WHAT THE TASK REQUIRES
Can you write out all the lines word for word, with no pictures?

↓

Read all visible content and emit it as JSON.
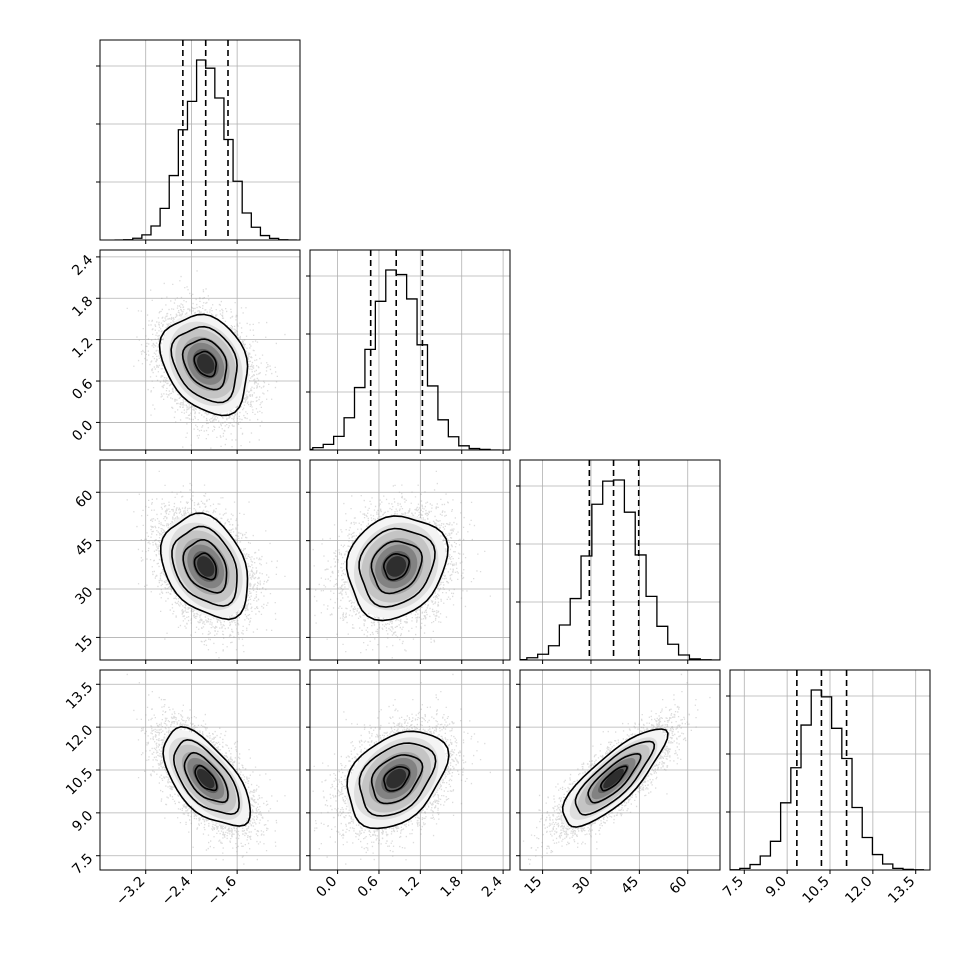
{
  "chart_data": {
    "type": "corner",
    "parameters": [
      {
        "mean": -2.15,
        "sd": 0.38,
        "range": [
          -4.0,
          -0.5
        ],
        "ticks": [
          -3.2,
          -2.4,
          -1.6
        ],
        "tick_labels": [
          "−3.2",
          "−2.4",
          "−1.6"
        ],
        "quantiles": [
          -2.55,
          -2.15,
          -1.76
        ]
      },
      {
        "mean": 0.85,
        "sd": 0.36,
        "range": [
          -0.4,
          2.5
        ],
        "ticks": [
          0.0,
          0.6,
          1.2,
          1.8,
          2.4
        ],
        "tick_labels": [
          "0.0",
          "0.6",
          "1.2",
          "1.8",
          "2.4"
        ],
        "quantiles": [
          0.48,
          0.85,
          1.23
        ]
      },
      {
        "mean": 37.0,
        "sd": 8.0,
        "range": [
          8.0,
          70.0
        ],
        "ticks": [
          15,
          30,
          45,
          60
        ],
        "tick_labels": [
          "15",
          "30",
          "45",
          "60"
        ],
        "quantiles": [
          29.5,
          37.0,
          44.8
        ]
      },
      {
        "mean": 10.2,
        "sd": 0.85,
        "range": [
          7.0,
          14.0
        ],
        "ticks": [
          7.5,
          9.0,
          10.5,
          12.0,
          13.5
        ],
        "tick_labels": [
          "7.5",
          "9.0",
          "10.5",
          "12.0",
          "13.5"
        ],
        "quantiles": [
          9.34,
          10.2,
          11.08
        ]
      }
    ],
    "correlations": [
      [
        1.0,
        -0.25,
        -0.3,
        -0.6
      ],
      [
        -0.25,
        1.0,
        0.15,
        0.35
      ],
      [
        -0.3,
        0.15,
        1.0,
        0.8
      ],
      [
        -0.6,
        0.35,
        0.8,
        1.0
      ]
    ],
    "histogram": {
      "bins": 20,
      "histtype": "step"
    },
    "contour_levels_sigma": [
      0.5,
      1.0,
      1.5,
      2.0
    ],
    "grid": true,
    "colors": {
      "line": "#000000",
      "points": "#9a9a9a",
      "grid": "#b0b0b0"
    }
  }
}
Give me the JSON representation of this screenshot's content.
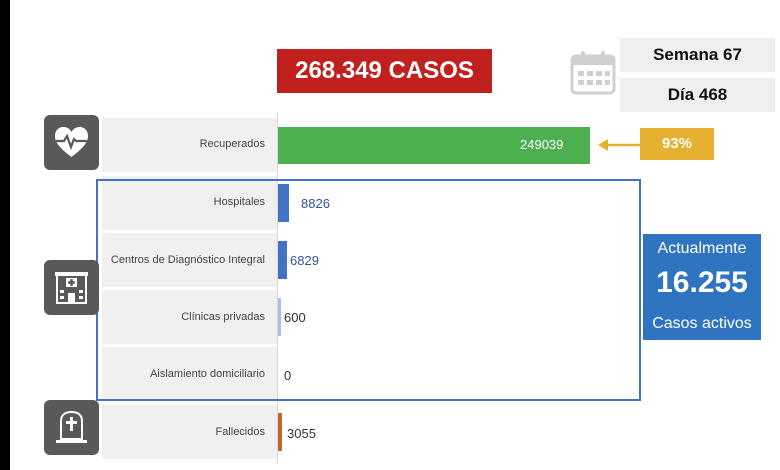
{
  "header": {
    "total_cases": "268.349 CASOS",
    "week": "Semana 67",
    "day": "Día 468"
  },
  "recovered_pct": "93%",
  "active": {
    "label_top": "Actualmente",
    "value": "16.255",
    "label_bottom": "Casos activos"
  },
  "icons": [
    "heart-pulse-icon",
    "hospital-icon",
    "tombstone-icon",
    "calendar-icon"
  ],
  "colors": {
    "recovered": "#4caf50",
    "hospitalized": "#4472c4",
    "deceased": "#c0692b",
    "total_box": "#c0201e",
    "pct_badge": "#e6b030",
    "active_box": "#2f74c0"
  },
  "chart_data": {
    "type": "bar",
    "orientation": "horizontal",
    "categories": [
      "Recuperados",
      "Hospitales",
      "Centros de Diagnóstico Integral",
      "Clínicas privadas",
      "Aislamiento domiciliario",
      "Fallecidos"
    ],
    "values": [
      249039,
      8826,
      6829,
      600,
      0,
      3055
    ],
    "value_labels": [
      "249039",
      "8826",
      "6829",
      "600",
      "0",
      "3055"
    ],
    "xlim": [
      0,
      249039
    ]
  }
}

↑

WRITTEN RESPONSE
Read all visible content and emit it as JSON.
{
  "chart_data": {
    "type": "corner",
    "parameters": [
      {
        "mean": -2.15,
        "sd": 0.38,
        "range": [
          -4.0,
          -0.5
        ],
        "ticks": [
          -3.2,
          -2.4,
          -1.6
        ],
        "tick_labels": [
          "−3.2",
          "−2.4",
          "−1.6"
        ],
        "quantiles": [
          -2.55,
          -2.15,
          -1.76
        ]
      },
      {
        "mean": 0.85,
        "sd": 0.36,
        "range": [
          -0.4,
          2.5
        ],
        "ticks": [
          0.0,
          0.6,
          1.2,
          1.8,
          2.4
        ],
        "tick_labels": [
          "0.0",
          "0.6",
          "1.2",
          "1.8",
          "2.4"
        ],
        "quantiles": [
          0.48,
          0.85,
          1.23
        ]
      },
      {
        "mean": 37.0,
        "sd": 8.0,
        "range": [
          8.0,
          70.0
        ],
        "ticks": [
          15,
          30,
          45,
          60
        ],
        "tick_labels": [
          "15",
          "30",
          "45",
          "60"
        ],
        "quantiles": [
          29.5,
          37.0,
          44.8
        ]
      },
      {
        "mean": 10.2,
        "sd": 0.85,
        "range": [
          7.0,
          14.0
        ],
        "ticks": [
          7.5,
          9.0,
          10.5,
          12.0,
          13.5
        ],
        "tick_labels": [
          "7.5",
          "9.0",
          "10.5",
          "12.0",
          "13.5"
        ],
        "quantiles": [
          9.34,
          10.2,
          11.08
        ]
      }
    ],
    "correlations": [
      [
        1.0,
        -0.25,
        -0.3,
        -0.6
      ],
      [
        -0.25,
        1.0,
        0.15,
        0.35
      ],
      [
        -0.3,
        0.15,
        1.0,
        0.8
      ],
      [
        -0.6,
        0.35,
        0.8,
        1.0
      ]
    ],
    "histogram": {
      "bins": 20,
      "histtype": "step"
    },
    "contour_levels_sigma": [
      0.5,
      1.0,
      1.5,
      2.0
    ],
    "grid": true,
    "colors": {
      "line": "#000000",
      "points": "#9a9a9a",
      "grid": "#b0b0b0"
    }
  }
}
Give me the JSON representation of this screenshot's content.
{
  "header": {
    "total_cases": "268.349 CASOS",
    "week": "Semana 67",
    "day": "Día 468"
  },
  "recovered_pct": "93%",
  "active": {
    "label_top": "Actualmente",
    "value": "16.255",
    "label_bottom": "Casos activos"
  },
  "icons": [
    "heart-pulse-icon",
    "hospital-icon",
    "tombstone-icon",
    "calendar-icon"
  ],
  "colors": {
    "recovered": "#4caf50",
    "hospitalized": "#4472c4",
    "deceased": "#c0692b",
    "total_box": "#c0201e",
    "pct_badge": "#e6b030",
    "active_box": "#2f74c0"
  },
  "chart_data": {
    "type": "bar",
    "orientation": "horizontal",
    "categories": [
      "Recuperados",
      "Hospitales",
      "Centros de Diagnóstico Integral",
      "Clínicas privadas",
      "Aislamiento domiciliario",
      "Fallecidos"
    ],
    "values": [
      249039,
      8826,
      6829,
      600,
      0,
      3055
    ],
    "value_labels": [
      "249039",
      "8826",
      "6829",
      "600",
      "0",
      "3055"
    ],
    "xlim": [
      0,
      249039
    ]
  }
}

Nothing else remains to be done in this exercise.